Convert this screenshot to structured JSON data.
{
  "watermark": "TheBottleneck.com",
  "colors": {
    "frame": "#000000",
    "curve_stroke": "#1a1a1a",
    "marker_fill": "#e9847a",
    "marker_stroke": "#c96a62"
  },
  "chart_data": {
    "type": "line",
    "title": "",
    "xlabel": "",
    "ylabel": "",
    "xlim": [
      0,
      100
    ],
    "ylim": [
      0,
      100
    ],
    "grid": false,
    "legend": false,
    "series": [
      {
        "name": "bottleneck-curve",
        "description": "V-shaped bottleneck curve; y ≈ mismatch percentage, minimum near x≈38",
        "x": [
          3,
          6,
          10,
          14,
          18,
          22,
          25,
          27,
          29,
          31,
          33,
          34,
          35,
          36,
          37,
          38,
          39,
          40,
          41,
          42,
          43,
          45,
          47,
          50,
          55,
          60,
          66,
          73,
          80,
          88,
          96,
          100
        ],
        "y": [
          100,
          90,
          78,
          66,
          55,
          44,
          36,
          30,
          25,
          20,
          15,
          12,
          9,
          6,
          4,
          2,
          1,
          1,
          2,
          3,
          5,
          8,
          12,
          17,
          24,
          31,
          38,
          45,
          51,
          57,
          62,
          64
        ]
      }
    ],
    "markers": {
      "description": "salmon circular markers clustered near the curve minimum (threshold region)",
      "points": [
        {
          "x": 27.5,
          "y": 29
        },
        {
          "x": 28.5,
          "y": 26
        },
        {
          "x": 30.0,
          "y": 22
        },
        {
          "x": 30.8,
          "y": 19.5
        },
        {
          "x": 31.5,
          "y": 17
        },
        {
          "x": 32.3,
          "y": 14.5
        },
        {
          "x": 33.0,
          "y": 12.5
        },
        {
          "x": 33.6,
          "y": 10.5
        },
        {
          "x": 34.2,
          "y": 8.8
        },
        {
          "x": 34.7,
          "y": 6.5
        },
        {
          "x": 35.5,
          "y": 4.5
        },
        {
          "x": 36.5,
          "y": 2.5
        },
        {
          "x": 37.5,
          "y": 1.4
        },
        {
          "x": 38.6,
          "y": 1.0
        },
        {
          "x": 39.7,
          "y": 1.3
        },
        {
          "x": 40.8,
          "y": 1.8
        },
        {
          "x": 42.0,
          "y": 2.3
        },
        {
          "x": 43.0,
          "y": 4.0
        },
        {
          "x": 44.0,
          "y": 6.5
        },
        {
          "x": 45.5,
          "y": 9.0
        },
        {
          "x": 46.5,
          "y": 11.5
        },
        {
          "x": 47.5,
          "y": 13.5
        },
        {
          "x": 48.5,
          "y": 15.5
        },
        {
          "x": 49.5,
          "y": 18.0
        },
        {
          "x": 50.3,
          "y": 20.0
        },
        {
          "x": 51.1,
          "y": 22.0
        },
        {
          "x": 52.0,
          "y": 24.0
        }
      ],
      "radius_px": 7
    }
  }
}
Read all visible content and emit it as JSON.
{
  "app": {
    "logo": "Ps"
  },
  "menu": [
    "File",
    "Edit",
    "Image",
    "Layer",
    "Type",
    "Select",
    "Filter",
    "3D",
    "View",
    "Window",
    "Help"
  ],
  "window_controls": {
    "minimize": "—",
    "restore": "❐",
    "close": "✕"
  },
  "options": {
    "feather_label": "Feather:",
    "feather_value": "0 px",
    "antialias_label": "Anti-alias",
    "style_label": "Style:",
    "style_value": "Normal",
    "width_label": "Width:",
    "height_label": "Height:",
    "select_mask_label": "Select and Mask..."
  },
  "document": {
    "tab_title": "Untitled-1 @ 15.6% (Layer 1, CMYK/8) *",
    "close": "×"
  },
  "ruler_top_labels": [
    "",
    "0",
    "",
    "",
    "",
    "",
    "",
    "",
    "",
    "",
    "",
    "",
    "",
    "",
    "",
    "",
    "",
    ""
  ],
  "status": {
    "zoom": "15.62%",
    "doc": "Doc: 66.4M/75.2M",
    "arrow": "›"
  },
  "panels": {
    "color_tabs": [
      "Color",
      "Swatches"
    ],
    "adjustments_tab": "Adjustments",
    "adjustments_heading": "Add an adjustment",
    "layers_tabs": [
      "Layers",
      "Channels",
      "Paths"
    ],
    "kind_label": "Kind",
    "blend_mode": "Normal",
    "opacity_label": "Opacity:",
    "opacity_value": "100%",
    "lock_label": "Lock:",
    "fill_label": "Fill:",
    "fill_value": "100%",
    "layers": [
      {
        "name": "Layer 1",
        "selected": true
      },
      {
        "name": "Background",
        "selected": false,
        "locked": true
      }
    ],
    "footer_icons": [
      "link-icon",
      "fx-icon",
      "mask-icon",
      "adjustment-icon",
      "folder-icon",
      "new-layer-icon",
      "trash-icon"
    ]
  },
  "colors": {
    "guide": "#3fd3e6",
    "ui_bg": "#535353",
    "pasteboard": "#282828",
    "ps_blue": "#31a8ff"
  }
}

────────

TASK TO CARRY OUT. Using the listing above, locate the lines that hold "near" and copy each one.

COMPLETE ANSWER.
        "description": "V-shaped bottleneck curve; y ≈ mismatch percentage, minimum near x≈38",
      "description": "salmon circular markers clustered near the curve minimum (threshold region)",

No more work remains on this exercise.